GIVEN REQUEST ▸
Your task is to copy every line of the records below that contains "Shortcuts".

__________________________________________________

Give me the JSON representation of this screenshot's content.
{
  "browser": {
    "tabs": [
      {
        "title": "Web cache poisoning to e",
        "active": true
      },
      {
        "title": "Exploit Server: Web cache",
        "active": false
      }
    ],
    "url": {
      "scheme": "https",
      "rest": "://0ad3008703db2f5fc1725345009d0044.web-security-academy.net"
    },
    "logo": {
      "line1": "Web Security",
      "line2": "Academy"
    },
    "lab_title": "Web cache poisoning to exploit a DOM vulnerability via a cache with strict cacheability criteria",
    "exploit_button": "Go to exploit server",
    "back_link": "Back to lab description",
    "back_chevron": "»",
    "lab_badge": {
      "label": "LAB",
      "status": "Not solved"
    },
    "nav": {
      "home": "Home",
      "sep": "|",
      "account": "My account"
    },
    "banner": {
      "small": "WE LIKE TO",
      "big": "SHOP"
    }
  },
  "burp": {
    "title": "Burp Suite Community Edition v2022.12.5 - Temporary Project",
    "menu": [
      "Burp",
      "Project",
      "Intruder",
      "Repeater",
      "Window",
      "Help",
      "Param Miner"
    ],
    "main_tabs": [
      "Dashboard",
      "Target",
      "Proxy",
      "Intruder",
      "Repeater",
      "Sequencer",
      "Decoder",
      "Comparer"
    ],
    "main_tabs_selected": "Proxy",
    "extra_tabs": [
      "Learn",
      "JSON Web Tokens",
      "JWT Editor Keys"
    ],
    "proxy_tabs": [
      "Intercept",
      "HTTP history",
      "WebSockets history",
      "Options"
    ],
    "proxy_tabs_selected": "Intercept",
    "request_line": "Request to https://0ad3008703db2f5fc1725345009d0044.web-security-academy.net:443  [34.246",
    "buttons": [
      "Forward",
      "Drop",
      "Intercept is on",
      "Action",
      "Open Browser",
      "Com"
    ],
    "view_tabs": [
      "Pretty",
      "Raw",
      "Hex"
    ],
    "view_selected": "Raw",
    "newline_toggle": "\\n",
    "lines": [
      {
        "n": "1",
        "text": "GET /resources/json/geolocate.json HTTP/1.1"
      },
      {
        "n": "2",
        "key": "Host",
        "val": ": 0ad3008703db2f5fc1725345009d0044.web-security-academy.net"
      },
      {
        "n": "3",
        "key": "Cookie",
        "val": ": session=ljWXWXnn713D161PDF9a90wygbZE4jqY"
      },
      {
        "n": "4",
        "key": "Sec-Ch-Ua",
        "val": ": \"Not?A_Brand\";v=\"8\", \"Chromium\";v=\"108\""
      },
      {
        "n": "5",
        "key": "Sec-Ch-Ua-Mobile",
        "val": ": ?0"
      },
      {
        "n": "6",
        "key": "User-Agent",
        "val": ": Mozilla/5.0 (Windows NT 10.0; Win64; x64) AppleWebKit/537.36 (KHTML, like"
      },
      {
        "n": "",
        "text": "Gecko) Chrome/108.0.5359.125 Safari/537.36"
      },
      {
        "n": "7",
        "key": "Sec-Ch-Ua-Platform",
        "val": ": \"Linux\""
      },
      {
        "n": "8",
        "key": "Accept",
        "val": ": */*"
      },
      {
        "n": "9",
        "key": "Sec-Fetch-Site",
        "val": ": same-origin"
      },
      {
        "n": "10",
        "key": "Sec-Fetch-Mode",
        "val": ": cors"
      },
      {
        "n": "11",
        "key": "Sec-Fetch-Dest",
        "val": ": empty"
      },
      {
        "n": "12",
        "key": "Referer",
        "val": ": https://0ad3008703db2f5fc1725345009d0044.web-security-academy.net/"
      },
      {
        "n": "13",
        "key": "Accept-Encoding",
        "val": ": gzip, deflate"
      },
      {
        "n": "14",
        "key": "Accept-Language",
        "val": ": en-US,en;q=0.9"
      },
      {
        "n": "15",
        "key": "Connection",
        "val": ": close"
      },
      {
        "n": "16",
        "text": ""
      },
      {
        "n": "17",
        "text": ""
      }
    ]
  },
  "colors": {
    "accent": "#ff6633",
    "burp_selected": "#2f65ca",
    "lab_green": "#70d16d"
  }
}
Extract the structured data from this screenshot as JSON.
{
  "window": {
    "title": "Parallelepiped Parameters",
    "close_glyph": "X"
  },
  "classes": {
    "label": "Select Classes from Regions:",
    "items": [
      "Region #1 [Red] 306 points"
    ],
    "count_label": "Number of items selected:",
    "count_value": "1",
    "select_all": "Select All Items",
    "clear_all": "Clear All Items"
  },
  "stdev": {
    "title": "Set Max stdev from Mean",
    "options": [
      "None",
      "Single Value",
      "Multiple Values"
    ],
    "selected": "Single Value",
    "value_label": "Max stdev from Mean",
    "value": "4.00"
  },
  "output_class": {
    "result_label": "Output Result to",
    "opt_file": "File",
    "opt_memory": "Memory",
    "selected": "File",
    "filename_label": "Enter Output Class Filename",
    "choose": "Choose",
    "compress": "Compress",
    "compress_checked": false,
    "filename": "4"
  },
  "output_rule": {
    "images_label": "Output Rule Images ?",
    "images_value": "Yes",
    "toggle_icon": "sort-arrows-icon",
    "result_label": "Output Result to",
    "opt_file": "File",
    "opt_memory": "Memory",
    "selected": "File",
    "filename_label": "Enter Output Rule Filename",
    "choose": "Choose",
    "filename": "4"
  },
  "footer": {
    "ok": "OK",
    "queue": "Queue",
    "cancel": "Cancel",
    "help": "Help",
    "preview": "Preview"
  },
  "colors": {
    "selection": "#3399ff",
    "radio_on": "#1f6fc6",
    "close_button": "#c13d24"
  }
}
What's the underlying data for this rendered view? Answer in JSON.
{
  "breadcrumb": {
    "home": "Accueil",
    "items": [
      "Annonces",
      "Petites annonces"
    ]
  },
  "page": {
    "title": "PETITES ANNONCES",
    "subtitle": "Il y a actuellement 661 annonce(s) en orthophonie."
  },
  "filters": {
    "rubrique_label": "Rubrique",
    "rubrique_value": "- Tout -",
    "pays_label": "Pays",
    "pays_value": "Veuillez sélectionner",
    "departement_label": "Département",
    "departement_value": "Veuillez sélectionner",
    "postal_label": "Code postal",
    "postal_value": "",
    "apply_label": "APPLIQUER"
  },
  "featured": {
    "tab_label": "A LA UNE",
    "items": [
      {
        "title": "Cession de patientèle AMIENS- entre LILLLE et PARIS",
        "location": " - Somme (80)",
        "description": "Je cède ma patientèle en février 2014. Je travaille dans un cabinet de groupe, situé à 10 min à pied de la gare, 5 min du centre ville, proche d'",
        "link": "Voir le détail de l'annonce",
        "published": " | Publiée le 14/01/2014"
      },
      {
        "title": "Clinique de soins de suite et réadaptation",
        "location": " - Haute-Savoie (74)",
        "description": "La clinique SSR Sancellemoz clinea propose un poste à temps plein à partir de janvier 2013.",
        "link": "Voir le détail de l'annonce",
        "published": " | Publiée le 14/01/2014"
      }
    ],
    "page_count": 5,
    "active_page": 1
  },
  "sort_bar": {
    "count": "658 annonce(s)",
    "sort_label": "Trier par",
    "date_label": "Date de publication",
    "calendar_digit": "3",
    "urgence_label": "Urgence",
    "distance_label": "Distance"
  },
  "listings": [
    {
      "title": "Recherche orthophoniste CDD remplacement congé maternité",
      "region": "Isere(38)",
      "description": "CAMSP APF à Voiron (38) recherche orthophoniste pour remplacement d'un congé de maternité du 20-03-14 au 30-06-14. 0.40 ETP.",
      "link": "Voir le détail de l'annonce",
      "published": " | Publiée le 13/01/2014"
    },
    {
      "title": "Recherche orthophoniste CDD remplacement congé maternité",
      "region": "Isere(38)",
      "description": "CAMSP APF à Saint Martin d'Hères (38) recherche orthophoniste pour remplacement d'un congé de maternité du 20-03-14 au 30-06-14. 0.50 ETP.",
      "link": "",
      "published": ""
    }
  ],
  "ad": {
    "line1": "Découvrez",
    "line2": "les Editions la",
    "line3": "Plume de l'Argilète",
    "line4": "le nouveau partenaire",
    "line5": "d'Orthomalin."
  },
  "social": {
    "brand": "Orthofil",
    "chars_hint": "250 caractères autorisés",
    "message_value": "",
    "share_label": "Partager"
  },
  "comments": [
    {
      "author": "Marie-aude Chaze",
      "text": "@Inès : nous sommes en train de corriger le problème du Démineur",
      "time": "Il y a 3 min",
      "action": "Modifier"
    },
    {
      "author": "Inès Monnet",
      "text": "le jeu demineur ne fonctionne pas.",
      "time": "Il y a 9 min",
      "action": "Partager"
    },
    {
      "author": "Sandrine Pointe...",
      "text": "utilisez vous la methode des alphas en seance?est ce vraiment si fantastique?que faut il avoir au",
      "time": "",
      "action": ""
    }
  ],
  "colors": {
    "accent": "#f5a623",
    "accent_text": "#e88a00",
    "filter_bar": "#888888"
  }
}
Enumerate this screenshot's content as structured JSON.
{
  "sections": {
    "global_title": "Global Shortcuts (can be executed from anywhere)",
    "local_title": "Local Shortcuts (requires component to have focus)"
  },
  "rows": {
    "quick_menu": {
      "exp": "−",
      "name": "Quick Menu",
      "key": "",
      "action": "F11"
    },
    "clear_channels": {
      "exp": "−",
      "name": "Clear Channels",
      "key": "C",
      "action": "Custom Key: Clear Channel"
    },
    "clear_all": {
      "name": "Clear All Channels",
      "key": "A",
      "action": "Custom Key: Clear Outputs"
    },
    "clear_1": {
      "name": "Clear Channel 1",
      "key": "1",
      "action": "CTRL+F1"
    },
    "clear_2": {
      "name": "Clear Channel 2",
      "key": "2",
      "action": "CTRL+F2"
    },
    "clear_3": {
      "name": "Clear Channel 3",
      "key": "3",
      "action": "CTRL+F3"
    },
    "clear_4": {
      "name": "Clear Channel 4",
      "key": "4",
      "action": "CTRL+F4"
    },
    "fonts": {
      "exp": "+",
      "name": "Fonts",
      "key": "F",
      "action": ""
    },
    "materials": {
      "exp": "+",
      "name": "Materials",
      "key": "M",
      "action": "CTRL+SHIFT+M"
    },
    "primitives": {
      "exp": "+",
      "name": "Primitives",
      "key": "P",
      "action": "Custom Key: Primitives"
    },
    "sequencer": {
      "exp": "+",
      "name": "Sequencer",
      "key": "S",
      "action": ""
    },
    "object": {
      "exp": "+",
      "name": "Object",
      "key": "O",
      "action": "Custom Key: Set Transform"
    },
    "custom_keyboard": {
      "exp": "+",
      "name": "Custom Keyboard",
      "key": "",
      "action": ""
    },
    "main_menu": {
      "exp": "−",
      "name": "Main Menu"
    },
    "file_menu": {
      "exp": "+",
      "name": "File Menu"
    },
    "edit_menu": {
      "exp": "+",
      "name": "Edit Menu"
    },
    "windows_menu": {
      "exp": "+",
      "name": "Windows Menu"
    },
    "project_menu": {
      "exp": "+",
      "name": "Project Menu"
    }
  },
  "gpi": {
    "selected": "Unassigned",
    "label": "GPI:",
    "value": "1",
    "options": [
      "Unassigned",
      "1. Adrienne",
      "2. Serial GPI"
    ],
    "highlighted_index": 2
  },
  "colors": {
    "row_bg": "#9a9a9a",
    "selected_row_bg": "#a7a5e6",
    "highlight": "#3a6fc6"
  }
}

__________________________________________________

SOLUTION FOR THIS EXERCISE ▸
    "global_title": "Global Shortcuts (can be executed from anywhere)",
    "local_title": "Local Shortcuts (requires component to have focus)"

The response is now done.